··· SOURCE MATERIAL

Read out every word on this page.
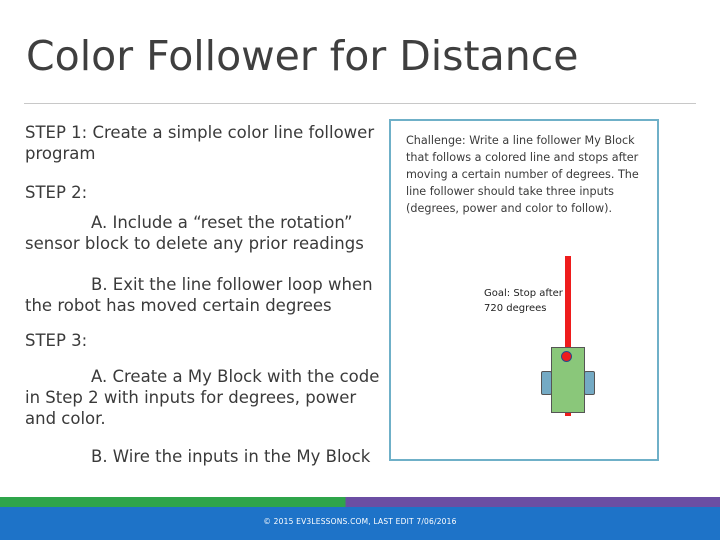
Color Follower for Distance

STEP 1: Create a simple color line follower program

STEP 2:

A. Include a “reset the rotation” sensor block to delete any prior readings

B. Exit the line follower loop when the robot has moved certain degrees

STEP 3:

A. Create a My Block with the code in Step 2 with inputs for degrees, power and color.

B. Wire the inputs in the My Block

Challenge: Write a line follower My Block that follows a colored line and stops after moving a certain number of degrees. The line follower should take three inputs (degrees, power and color to follow).
Goal: Stop after 720 degrees
© 2015 EV3LESSONS.COM, LAST EDIT 7/06/2016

······

#### [WRITTEN INSTRUCTION]
Pull out the lines above in which the word "power" appears.

#### [WRITTEN ANSWER]
A. Create a My Block with the code in Step 2 with inputs for degrees, power and color.
Challenge: Write a line follower My Block that follows a colored line and stops after moving a certain number of degrees. The line follower should take three inputs (degrees, power and color to follow).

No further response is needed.